> [Prompt]: The data must be written out once more, precisely as given.

Dataset rows:
>> begin

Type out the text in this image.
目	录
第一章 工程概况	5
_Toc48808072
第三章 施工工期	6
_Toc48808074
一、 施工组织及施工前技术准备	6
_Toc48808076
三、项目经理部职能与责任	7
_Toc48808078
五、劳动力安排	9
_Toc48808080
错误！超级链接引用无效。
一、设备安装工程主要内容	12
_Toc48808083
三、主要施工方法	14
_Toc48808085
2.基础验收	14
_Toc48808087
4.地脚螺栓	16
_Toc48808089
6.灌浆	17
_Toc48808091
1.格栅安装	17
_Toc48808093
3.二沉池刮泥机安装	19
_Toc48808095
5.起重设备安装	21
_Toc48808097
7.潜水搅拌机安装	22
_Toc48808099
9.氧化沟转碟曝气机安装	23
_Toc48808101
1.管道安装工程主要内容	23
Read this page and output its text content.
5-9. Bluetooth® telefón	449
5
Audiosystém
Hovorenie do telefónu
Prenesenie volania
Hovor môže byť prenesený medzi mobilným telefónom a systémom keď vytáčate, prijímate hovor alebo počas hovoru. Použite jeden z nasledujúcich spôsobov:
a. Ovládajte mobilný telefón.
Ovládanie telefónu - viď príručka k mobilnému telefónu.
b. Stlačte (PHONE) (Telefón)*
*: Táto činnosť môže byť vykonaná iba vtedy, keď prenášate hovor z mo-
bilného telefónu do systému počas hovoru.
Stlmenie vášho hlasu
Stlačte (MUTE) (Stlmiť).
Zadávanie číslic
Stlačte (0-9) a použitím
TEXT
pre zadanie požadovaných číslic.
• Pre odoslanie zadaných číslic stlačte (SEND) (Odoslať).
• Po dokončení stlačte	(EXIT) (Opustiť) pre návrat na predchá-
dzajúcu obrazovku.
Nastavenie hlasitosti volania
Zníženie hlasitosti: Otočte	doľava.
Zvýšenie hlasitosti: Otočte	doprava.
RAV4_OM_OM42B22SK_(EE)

>> end

> [The solution]:
Type out the text in this image.
目	录
第一章 工程概况	5
_Toc48808072
第三章 施工工期	6
_Toc48808074
一、 施工组织及施工前技术准备	6
_Toc48808076
三、项目经理部职能与责任	7
_Toc48808078
五、劳动力安排	9
_Toc48808080
错误！超级链接引用无效。
一、设备安装工程主要内容	12
_Toc48808083
三、主要施工方法	14
_Toc48808085
2.基础验收	14
_Toc48808087
4.地脚螺栓	16
_Toc48808089
6.灌浆	17
_Toc48808091
1.格栅安装	17
_Toc48808093
3.二沉池刮泥机安装	19
_Toc48808095
5.起重设备安装	21
_Toc48808097
7.潜水搅拌机安装	22
_Toc48808099
9.氧化沟转碟曝气机安装	23
_Toc48808101
1.管道安装工程主要内容	23
Read this page and output its text content.
5-9. Bluetooth® telefón	449
5
Audiosystém
Hovorenie do telefónu
Prenesenie volania
Hovor môže byť prenesený medzi mobilným telefónom a systémom keď vytáčate, prijímate hovor alebo počas hovoru. Použite jeden z nasledujúcich spôsobov:
a. Ovládajte mobilný telefón.
Ovládanie telefónu - viď príručka k mobilnému telefónu.
b. Stlačte (PHONE) (Telefón)*
*: Táto činnosť môže byť vykonaná iba vtedy, keď prenášate hovor z mo-
bilného telefónu do systému počas hovoru.
Stlmenie vášho hlasu
Stlačte (MUTE) (Stlmiť).
Zadávanie číslic
Stlačte (0-9) a použitím
TEXT
pre zadanie požadovaných číslic.
• Pre odoslanie zadaných číslic stlačte (SEND) (Odoslať).
• Po dokončení stlačte	(EXIT) (Opustiť) pre návrat na predchá-
dzajúcu obrazovku.
Nastavenie hlasitosti volania
Zníženie hlasitosti: Otočte	doľava.
Zvýšenie hlasitosti: Otočte	doprava.
RAV4_OM_OM42B22SK_(EE)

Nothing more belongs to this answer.